**Your instructions**
In the text on probability, which development advanced the modern theory of probability during the 20th century?

**Text block**
※ ※ ※
Chance, as we know it, is the possibility that something will happen - say that you roll 6 or that the sun will be shining on your way home*. Probability is the measure of the likelihood that something will happen - i.e. the probability that you roll a 6 is 1 in 6 (assuming of course that the dice is as you would expect).
In everyday terms, probability is our best guess at trying to predict what nature, and let’s face it, what humanity has in store. For example, you might be wondering what the probability is that today you will have three glorious looking donuts, coated in sprinkles (like the ones above).
Probability theory is our attempt to measure uncertainty in the universe.
* This is a perfect example of how the universe plays its hand. When I started this post this morning, the sun was shining as bright as can be. The whole day was like this, except on my way home when lo and behold a runaway cloud let loose. Unexpected!
Mathematical studies of chance and probability date back to 16th century Italy and France. During this time, the Renaissance mathematicians Geralamo Cardano, Pierre de Fermat and Blaise Pascal were mostly concerned with calculating their odds of winning games of dice. However, the modern theory of probability as we know it, was advanced during the 20th century following the development of measure theory.
The goal of measure theory was to construct a systematic method in which to compare the relative sizes of sets in mathematics. Since the probability of an event occuring is precisely a measure of the likelihood of that event occuring, measure theory became a natural framework for studying probability.
The problem with measure theory (for our purposes) is that it becomes gloriously abstract very quickly. Nonetheless, I will try and introduce the mathematical framework under which probability is studied, without going too deep into the measure theory. Let’s see how far we can get.
Consider a game of throwing two fair dice. We would like to measure the likelihood that any roll of the dice will add up to a given number. For example, if we roll a \(3\) and \(6\), we get \(9\). Mathematically we can represent this as a function, \(X\), taking the pair \((3,6)\) to \(9\):
\[
X(3,6) \to 9
\]
We would like to consider the set of all such possible combinations of dice throws. We call this set \(\Omega\) (capital omega), which we can enumerate compactly as
\[ \Omega = \big\{(i,j): 1\leq i,j \leq6\big\} \]
The pair \((3,6)\) is then a member of \(\ \Omega\), which we write: \((3,6) \in \Omega\).
However, if we consider the event that a given throw of dice sums to \(9\), then there is more than one possible combination, i.e. the pairs:
\[ A = \big\{(3,6), (4,5), (5,4), (6,3) \big\} \]
Evaluating \(X\) (sampling) on any of the pairs in the above set will give us \(9\). Notice that the set A is not an element (member) of \(\Omega\), but it clearly contains elements of \(\Omega\)! So we need something based on \(\Omega\), only more expansive.
※ ※ ※
**Raw records**
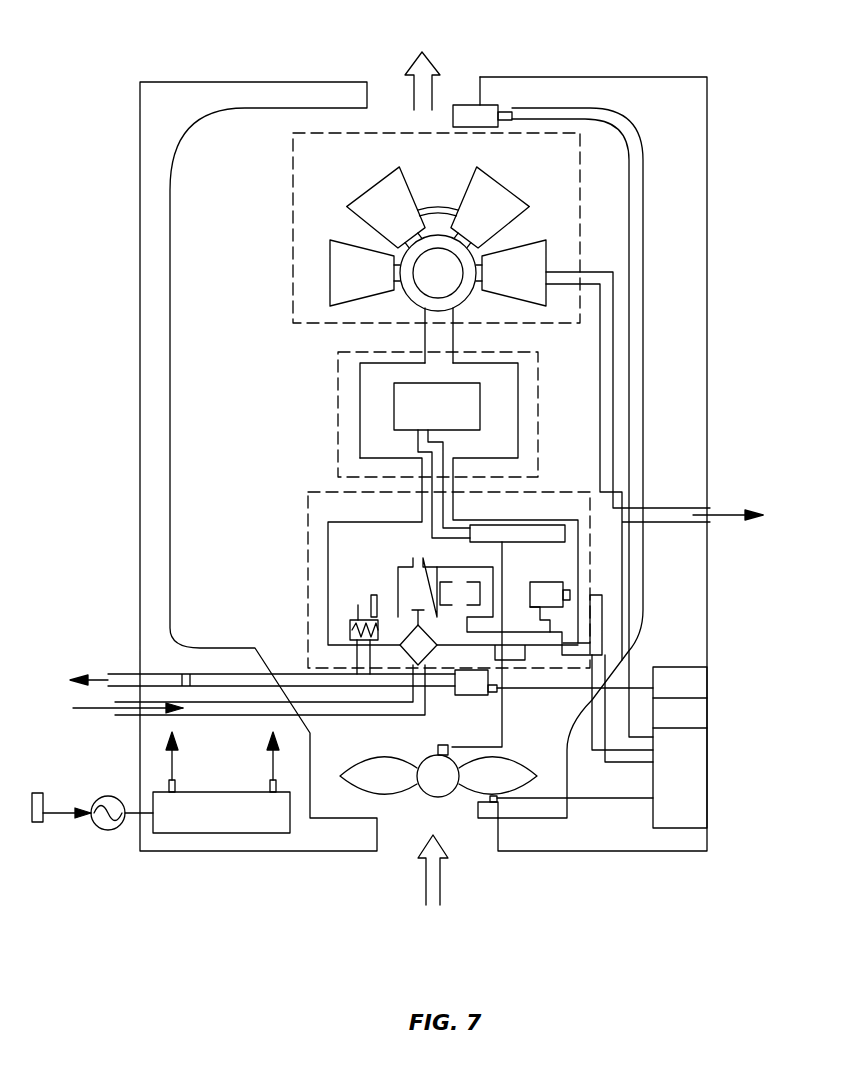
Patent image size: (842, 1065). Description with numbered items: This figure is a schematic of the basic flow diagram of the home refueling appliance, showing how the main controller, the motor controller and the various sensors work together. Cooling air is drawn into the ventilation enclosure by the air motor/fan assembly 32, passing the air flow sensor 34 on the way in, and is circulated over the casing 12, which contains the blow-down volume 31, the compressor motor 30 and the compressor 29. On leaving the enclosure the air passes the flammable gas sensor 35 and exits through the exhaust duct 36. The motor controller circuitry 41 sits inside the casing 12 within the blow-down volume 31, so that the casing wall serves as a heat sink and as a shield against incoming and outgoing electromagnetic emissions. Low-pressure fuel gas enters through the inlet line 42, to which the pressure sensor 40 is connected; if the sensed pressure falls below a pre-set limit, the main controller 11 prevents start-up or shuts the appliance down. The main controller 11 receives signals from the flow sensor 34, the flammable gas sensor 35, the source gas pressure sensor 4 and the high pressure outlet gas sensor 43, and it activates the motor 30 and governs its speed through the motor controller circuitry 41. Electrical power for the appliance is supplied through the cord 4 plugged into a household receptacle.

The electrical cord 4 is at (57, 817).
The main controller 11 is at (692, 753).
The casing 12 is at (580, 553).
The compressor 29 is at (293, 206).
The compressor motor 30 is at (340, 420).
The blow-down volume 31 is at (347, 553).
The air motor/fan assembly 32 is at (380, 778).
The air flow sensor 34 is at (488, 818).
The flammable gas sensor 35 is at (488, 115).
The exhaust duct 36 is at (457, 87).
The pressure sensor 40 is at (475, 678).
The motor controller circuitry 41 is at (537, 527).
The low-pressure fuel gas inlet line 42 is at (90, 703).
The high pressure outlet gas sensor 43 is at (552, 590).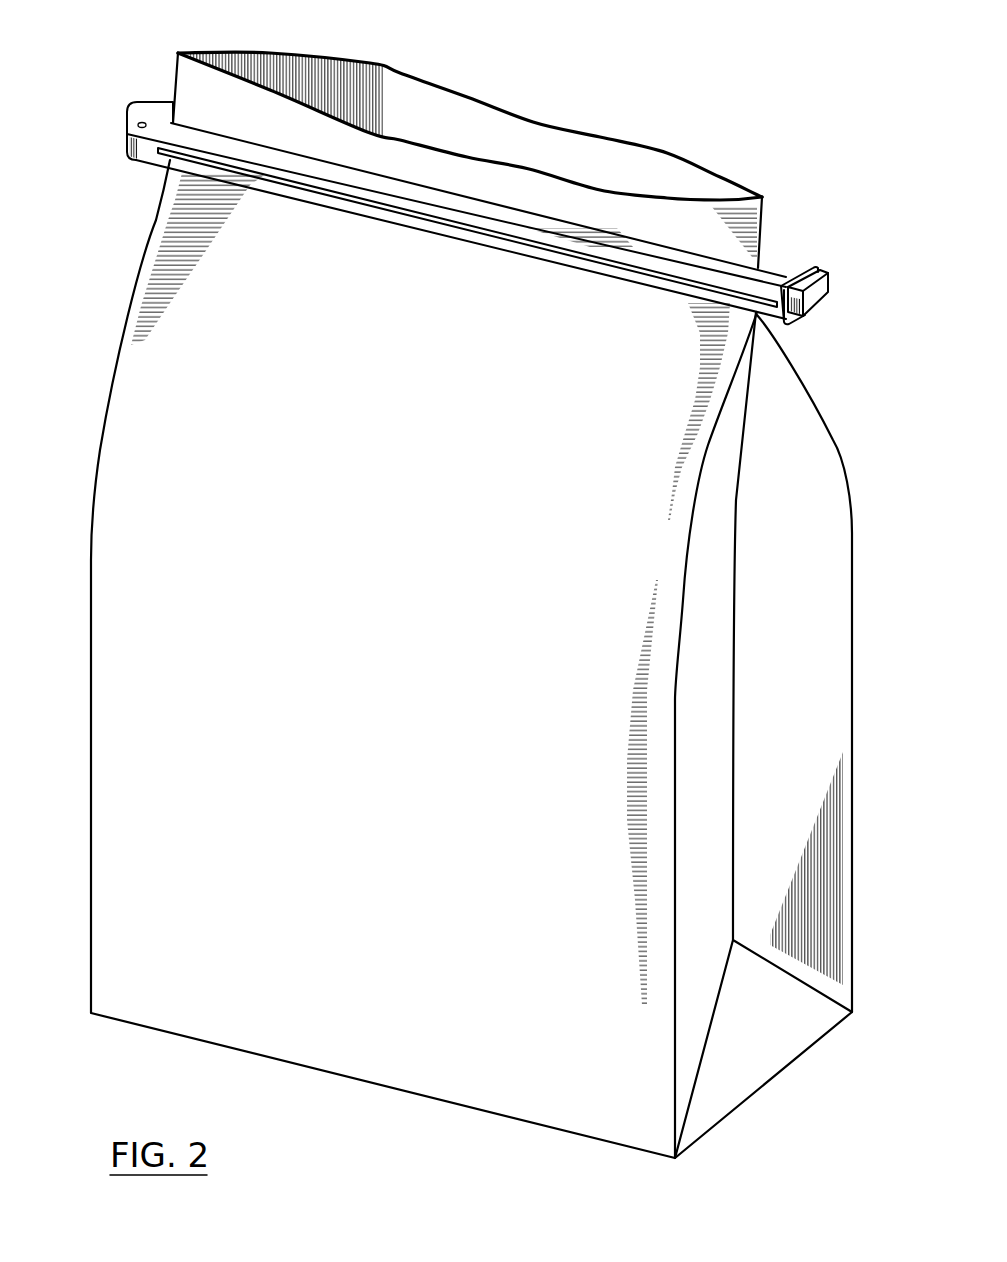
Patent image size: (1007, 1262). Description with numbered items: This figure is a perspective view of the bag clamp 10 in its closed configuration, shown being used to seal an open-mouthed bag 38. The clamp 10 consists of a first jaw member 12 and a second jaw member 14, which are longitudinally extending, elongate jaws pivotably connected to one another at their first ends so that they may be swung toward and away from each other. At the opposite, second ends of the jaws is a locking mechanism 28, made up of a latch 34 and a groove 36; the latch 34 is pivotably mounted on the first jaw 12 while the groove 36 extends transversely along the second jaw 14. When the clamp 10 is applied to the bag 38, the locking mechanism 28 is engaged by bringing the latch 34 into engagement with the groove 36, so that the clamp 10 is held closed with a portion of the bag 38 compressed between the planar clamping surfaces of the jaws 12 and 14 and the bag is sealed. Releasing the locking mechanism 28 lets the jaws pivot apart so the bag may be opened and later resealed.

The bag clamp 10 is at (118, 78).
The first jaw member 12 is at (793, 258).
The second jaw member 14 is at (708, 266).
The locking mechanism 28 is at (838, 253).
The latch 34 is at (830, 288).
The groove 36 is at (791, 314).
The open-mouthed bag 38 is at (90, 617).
※ ※ ※
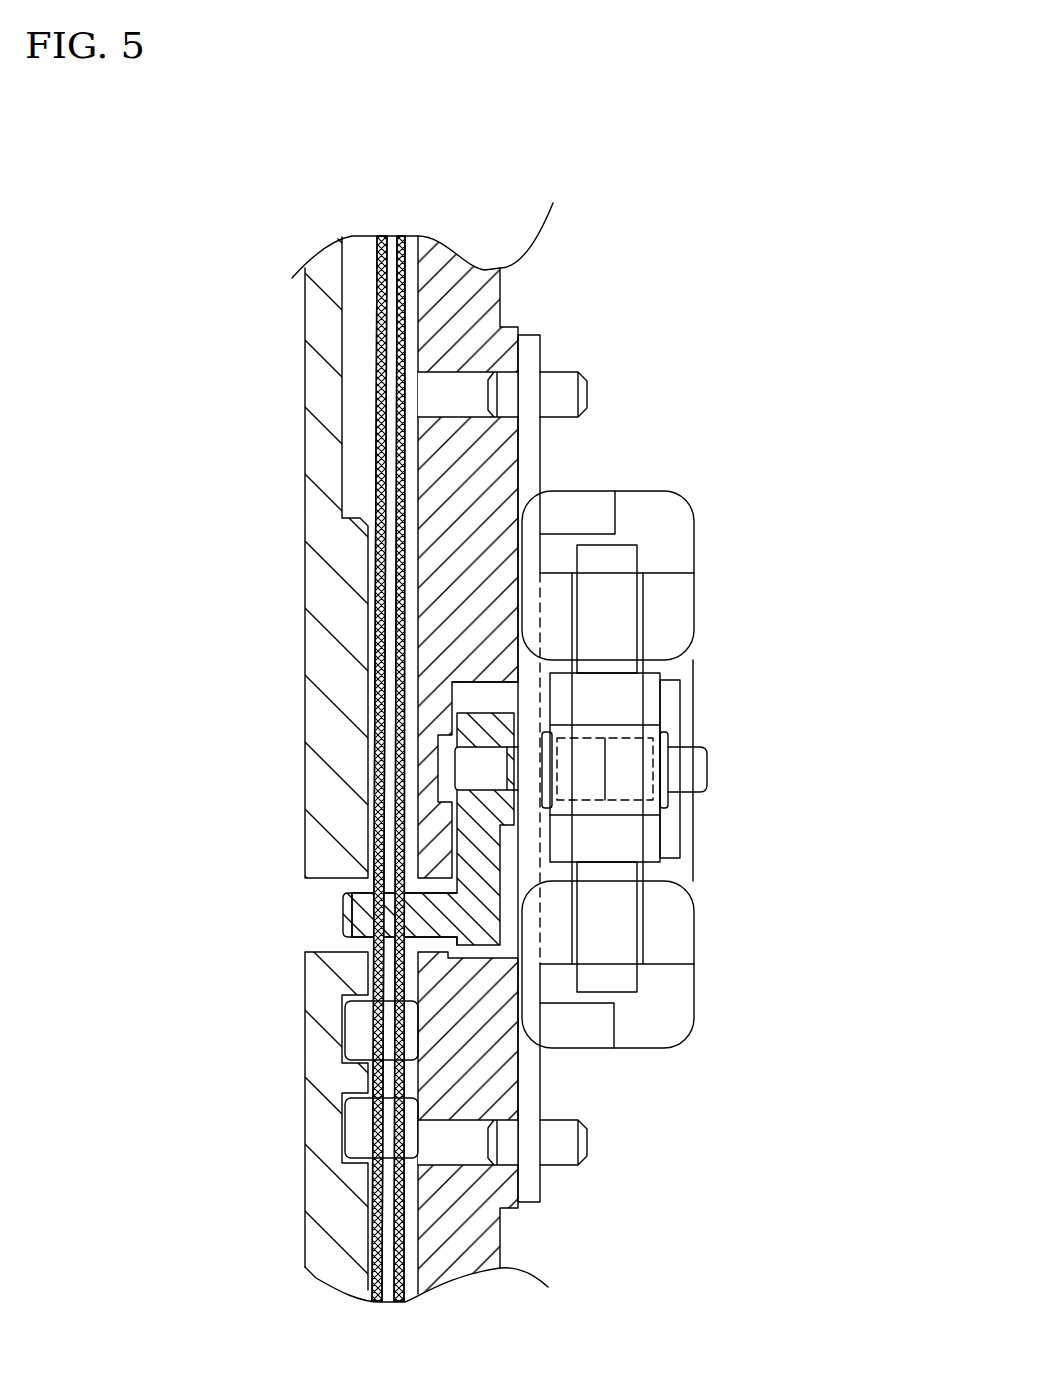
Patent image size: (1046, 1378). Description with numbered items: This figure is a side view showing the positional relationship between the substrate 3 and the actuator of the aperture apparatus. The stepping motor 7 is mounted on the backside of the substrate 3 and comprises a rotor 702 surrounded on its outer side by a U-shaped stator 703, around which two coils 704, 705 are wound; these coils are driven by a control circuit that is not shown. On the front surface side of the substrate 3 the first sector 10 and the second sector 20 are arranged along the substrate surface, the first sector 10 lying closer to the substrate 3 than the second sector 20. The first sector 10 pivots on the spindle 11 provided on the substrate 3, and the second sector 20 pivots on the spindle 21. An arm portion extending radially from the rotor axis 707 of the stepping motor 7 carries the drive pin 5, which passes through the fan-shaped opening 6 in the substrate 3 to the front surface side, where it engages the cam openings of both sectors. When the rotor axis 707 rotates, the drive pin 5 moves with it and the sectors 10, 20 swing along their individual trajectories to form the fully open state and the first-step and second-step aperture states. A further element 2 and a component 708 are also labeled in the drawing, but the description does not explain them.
※ ※ ※
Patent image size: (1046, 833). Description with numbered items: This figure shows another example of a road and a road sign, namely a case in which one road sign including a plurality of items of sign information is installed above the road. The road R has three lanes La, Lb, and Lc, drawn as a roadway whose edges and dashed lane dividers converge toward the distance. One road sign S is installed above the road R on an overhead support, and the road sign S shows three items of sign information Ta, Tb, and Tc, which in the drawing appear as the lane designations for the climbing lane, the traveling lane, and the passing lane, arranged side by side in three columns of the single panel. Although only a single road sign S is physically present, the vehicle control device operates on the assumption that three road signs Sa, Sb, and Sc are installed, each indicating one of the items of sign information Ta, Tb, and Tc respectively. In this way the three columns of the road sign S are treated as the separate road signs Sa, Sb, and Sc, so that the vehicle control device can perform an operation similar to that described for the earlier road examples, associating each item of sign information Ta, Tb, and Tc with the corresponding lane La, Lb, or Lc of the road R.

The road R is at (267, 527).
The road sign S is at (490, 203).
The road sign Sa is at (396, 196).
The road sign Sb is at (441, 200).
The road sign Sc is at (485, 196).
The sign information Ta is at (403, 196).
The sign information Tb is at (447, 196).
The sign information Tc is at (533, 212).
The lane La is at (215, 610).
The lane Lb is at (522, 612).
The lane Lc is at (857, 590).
※ ※ ※
**Solution for this exercise**
The development of measure theory.